━━━━━ SEGMENTO DO DOCUMENTO ━━━━━

Os valões foram a votos para referendar o acordo comercial entre os EUA e o Canadá (CETA – Comprehensive Economic and Trade Agreeement). Como cada uma das regiões belgas tem direito de veto sobre este tipo de decisões do país, o chumbo do CETA obrigaria a uma oposição da Bélgica, que por sua vez bloquearia o acordo da União. Ao que parece, a Valónia terá já tido garantias de algumas alterações no acordo, sobretudo em relação aos “tribunais arbitrais” que protegiam, na prática, as multinacionais das leis e dos tribunais nacionais. Terá também conquistado algumas garantias para os agricultores.

Seja como for, isto foi apenas um aviso. Estou convencido que o TTIP, o acordo com os EUA com um impacto incomensuravelmente maior, entrará em fase semelhante, quer deste quer do outro lado do Atlântico. E alguns acordos assinados pelos EUA, todos com resultados maus para a economia norte-americana, poderão vir a ser revistos. Depois de algumas décadas, pode ser que os principais Estados, por pressão eleitoral, comecem a recuar no caminho que fizeram. Este recuo inclui apenas democracias, o que deixa de fora ditaduras como a chinesa e a União Europeia, caso esta decida retirar aos Estados nacionais, únicas entidades verdadeiramente democráticas na Europa, o direito de vetar este tipo de acordos.

Não surpreendentemente, ouviram-se, antes de ultrapassado o impasse, algumas vozes alemãs dizer que se deveria arranjar-se forma de impedir que um só país pudesse bloquear estes acordos (ficando, no entanto, sujeito a eles). Na prática, como estes acordos retiram soberania aos Estados em matérias tão centrais como as da justiça (por causa dos “tribunais arbitrais” que substituem os comuns para proteger os interesses dos investidores), isto levaria a uma federalização forçada. A integração na União nunca implicou, em qualquer tratado assinado, uma tal perda de soberania. Se os Estados passassem a estar obrigados a aceitar acordos internacionais extracomunitários, mesmo que não os quisessem assinar, entraríamos numa nova fase antidemocrática desta União. Não seria, num entanto, um passo estranho à deriva que a União tem seguido.

━━━━━ DADOS BRUTOS ━━━━━

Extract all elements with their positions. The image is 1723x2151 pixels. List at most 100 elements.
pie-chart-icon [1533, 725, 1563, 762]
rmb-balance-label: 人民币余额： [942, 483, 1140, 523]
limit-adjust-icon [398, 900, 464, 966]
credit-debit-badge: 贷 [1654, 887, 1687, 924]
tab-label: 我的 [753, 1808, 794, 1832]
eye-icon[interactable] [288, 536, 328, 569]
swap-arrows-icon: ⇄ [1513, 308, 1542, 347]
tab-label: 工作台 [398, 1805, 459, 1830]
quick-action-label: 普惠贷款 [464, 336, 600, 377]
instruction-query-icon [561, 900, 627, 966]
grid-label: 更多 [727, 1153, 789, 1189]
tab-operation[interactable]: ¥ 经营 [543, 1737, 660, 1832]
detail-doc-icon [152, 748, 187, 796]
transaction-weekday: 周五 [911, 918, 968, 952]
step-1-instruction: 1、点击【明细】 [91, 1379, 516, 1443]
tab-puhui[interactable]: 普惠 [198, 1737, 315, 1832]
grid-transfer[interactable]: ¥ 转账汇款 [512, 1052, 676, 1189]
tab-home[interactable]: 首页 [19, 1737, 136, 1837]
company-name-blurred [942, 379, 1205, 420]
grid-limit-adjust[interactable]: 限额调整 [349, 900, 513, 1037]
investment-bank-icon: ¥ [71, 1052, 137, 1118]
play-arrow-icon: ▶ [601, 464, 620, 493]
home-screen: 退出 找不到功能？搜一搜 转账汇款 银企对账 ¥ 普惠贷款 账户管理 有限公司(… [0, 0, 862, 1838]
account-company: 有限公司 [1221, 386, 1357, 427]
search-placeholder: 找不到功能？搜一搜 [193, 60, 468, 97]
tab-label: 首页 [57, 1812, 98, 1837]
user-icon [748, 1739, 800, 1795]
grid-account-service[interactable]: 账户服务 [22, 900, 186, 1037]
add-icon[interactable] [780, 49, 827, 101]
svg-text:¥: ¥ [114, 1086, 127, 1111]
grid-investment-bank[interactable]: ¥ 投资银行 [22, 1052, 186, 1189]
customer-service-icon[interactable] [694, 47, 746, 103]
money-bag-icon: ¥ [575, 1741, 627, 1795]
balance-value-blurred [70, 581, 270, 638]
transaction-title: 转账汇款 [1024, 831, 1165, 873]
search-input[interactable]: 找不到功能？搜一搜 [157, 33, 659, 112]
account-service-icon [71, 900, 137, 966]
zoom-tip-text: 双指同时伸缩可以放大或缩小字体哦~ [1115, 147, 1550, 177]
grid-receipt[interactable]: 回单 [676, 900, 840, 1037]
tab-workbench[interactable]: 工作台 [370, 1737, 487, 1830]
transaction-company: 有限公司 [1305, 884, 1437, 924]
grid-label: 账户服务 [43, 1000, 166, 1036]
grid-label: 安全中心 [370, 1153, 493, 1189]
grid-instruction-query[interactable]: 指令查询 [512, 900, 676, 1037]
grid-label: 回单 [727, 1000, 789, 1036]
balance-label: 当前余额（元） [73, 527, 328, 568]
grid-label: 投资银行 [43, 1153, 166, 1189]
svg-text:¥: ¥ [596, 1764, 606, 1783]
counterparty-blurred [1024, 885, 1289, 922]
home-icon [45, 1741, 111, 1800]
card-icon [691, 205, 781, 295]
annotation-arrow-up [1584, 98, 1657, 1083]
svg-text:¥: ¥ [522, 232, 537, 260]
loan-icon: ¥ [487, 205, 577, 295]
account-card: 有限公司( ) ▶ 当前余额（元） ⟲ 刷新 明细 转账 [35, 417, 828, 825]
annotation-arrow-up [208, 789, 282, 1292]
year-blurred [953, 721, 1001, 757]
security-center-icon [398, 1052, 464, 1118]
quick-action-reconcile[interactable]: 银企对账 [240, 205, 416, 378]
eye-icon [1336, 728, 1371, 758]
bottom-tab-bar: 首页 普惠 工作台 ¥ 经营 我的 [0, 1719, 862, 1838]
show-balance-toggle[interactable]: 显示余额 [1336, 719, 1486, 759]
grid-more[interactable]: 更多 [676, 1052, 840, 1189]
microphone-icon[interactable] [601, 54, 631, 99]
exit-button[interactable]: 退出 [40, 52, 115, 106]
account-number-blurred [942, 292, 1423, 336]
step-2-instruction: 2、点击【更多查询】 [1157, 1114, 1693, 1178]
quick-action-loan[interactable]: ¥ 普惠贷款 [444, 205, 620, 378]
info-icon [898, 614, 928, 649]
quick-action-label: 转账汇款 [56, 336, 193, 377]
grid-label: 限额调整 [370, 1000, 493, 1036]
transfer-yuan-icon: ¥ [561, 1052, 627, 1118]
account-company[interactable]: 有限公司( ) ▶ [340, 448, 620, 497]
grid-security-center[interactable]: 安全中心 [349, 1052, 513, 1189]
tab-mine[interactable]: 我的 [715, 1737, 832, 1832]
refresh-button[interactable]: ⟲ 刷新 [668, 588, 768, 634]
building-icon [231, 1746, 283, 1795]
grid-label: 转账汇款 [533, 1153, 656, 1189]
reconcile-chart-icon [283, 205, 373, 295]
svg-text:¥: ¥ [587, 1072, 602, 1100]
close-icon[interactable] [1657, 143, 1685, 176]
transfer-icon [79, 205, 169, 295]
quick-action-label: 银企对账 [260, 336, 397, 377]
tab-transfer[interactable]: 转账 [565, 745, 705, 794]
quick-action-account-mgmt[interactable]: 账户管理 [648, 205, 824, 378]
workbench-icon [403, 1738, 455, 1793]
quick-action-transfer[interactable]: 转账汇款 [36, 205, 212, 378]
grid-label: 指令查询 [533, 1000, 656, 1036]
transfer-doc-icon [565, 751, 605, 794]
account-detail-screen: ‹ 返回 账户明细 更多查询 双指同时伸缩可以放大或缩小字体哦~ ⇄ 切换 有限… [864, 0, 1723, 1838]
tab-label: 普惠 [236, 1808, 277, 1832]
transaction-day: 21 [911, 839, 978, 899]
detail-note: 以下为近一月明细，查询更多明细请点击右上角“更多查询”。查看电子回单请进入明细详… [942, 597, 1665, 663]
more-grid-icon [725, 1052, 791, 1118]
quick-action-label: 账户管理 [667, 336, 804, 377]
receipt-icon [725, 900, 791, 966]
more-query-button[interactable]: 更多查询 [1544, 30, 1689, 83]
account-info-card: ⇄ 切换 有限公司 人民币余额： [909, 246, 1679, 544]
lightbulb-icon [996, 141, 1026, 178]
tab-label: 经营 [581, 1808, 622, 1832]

━━━━━

* A FAZER *
• A. Extraia do texto sobre o CETA o trecho que começa em "Não surpreendentemente, ouviram-se, antes" e termina em "União tem seguido.".
• B. Segundo o texto sobre o CETA, que direito tem cada uma das regiões belgas sobre este tipo de decisões do país?

* EM RESPOSTA *
• A.
Não surpreendentemente, ouviram-se, antes de ultrapassado o impasse, algumas vozes alemãs dizer que se deveria arranjar-se forma de impedir que um só país pudesse bloquear estes acordos (ficando, no entanto, sujeito a eles). Na prática, como estes acordos retiram soberania aos Estados em matérias tão centrais como as da justiça (por causa dos “tribunais arbitrais” que substituem os comuns para proteger os interesses dos investidores), isto levaria a uma federalização forçada. A integração na União nunca implicou, em qualquer tratado assinado, uma tal perda de soberania. Se os Estados passassem a estar obrigados a aceitar acordos internacionais extracomunitários, mesmo que não os quisessem assinar, entraríamos numa nova fase antidemocrática desta União. Não seria, num entanto, um passo estranho à deriva que a União tem seguido.

• B. Cada uma das regiões belgas tem direito de veto sobre este tipo de decisões do país.